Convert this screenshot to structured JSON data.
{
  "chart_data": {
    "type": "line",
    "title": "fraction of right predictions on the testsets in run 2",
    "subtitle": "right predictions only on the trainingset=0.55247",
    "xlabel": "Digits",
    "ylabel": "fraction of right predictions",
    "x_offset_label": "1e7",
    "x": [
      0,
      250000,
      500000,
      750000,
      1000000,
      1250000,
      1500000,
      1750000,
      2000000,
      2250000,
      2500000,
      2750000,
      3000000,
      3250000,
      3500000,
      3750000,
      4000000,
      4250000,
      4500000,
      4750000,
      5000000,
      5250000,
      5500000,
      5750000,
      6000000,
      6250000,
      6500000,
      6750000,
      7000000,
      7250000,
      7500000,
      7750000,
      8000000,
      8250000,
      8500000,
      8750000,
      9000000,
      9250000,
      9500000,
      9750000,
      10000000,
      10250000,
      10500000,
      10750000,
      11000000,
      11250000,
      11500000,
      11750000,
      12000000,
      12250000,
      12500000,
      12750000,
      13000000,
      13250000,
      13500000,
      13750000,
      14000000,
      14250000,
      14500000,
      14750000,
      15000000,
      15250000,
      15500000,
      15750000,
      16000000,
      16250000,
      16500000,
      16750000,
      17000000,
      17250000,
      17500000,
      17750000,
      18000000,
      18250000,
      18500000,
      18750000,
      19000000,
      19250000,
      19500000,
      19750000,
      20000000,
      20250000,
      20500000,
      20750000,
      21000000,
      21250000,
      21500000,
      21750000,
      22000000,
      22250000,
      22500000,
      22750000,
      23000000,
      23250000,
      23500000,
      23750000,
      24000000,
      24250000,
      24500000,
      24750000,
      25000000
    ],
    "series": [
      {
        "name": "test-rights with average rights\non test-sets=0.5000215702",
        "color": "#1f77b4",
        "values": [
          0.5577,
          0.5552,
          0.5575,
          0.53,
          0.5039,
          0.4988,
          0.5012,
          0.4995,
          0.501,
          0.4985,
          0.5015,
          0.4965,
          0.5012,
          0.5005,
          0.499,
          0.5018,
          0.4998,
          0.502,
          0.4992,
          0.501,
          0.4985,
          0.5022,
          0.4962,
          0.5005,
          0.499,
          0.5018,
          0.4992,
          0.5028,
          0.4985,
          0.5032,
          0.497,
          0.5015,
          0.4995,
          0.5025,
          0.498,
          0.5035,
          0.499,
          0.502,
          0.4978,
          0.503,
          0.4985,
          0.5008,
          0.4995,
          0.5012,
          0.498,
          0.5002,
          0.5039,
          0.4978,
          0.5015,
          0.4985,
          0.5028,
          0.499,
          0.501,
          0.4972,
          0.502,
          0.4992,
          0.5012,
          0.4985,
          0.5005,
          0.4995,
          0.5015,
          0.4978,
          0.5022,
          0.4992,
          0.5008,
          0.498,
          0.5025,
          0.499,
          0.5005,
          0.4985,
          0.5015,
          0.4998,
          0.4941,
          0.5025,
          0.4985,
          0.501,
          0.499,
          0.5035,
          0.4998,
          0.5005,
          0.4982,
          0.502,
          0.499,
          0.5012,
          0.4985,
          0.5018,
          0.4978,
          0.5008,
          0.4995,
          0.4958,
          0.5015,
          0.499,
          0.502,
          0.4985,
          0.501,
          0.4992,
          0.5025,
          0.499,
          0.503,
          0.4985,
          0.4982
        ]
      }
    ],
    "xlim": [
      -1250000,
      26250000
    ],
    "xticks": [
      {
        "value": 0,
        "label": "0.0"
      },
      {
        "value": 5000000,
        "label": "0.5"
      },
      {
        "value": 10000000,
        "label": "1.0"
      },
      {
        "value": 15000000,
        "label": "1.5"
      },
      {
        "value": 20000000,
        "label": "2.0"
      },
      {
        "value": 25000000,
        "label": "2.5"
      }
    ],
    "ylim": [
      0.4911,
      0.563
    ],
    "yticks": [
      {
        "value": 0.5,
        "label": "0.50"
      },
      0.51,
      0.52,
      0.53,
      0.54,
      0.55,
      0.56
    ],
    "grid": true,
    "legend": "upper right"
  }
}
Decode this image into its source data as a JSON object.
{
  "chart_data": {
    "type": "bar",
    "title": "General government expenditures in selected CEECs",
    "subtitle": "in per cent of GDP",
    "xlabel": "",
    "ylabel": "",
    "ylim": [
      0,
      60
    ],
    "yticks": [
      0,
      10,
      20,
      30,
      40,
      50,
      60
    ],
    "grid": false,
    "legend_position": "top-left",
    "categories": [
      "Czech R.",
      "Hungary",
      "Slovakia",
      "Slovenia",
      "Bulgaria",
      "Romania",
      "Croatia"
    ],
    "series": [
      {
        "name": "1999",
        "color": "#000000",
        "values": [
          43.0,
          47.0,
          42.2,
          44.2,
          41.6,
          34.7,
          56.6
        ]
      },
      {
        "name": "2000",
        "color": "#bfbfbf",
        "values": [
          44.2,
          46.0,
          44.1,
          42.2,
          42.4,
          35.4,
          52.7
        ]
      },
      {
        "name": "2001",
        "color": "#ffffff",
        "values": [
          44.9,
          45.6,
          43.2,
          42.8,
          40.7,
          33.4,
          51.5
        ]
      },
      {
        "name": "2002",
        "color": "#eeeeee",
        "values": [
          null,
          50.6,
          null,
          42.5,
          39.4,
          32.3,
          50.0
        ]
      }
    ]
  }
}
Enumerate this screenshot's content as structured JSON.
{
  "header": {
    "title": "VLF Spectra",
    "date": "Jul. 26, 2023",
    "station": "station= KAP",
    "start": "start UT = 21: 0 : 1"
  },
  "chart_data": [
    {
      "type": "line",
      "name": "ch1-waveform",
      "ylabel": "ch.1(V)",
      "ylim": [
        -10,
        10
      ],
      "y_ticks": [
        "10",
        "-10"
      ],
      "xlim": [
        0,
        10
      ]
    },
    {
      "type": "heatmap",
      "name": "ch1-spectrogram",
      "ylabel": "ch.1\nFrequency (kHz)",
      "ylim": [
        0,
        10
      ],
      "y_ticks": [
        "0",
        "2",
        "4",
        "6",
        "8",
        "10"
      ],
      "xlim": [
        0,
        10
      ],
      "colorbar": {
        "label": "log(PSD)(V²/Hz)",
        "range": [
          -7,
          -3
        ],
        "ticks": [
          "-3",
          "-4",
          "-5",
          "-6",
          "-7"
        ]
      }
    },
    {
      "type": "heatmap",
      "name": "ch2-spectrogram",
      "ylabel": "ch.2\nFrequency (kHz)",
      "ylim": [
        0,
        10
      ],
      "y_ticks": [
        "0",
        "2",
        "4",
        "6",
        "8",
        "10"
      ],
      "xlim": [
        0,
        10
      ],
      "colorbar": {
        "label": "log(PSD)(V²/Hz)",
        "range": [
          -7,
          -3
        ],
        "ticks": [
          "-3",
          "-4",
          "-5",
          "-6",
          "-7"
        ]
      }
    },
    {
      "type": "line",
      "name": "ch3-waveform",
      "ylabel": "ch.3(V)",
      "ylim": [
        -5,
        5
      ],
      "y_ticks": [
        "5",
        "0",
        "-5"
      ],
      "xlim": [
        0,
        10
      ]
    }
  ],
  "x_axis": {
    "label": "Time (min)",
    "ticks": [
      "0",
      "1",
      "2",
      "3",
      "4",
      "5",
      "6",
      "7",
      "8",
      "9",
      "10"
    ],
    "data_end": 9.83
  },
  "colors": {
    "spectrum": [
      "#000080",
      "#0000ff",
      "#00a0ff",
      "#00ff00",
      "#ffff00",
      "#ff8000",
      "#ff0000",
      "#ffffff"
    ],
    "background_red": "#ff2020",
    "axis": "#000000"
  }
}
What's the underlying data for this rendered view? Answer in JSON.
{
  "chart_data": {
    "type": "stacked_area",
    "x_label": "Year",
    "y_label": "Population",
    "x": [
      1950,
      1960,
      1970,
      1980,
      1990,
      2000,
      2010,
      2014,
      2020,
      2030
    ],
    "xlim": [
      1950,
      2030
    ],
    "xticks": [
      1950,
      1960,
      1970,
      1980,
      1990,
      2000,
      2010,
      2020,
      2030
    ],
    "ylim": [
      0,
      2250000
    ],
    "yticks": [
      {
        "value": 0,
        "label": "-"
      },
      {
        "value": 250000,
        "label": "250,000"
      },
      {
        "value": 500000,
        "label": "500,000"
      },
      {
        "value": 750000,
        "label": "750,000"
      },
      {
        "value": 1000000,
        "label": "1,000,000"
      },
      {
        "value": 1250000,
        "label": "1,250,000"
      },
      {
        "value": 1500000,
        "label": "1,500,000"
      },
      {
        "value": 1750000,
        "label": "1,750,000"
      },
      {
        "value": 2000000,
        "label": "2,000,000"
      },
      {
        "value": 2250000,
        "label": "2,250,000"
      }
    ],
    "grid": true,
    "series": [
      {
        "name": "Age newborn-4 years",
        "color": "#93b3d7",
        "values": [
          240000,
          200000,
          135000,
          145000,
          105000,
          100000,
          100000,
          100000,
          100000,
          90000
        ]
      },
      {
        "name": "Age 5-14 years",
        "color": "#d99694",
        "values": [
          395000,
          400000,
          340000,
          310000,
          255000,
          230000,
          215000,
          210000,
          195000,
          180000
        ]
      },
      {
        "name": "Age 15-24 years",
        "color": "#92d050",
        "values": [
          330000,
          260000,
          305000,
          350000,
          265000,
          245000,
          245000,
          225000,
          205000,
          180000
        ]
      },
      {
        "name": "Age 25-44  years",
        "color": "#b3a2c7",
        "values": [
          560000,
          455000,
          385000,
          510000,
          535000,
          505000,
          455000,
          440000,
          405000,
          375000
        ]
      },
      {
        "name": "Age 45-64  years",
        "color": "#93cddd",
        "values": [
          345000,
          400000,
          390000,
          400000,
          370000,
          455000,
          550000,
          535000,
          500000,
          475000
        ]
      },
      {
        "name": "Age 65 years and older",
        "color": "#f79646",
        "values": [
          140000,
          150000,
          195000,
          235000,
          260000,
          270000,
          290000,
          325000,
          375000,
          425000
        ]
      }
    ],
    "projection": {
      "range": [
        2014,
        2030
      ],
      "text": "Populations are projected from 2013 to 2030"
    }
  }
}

**Exercise details**
Scan the material above. Extract every line in which the word "subtitle" occurs.

**Full answer**
    "subtitle": "right predictions only on the trainingset=0.55247",
    "subtitle": "in per cent of GDP",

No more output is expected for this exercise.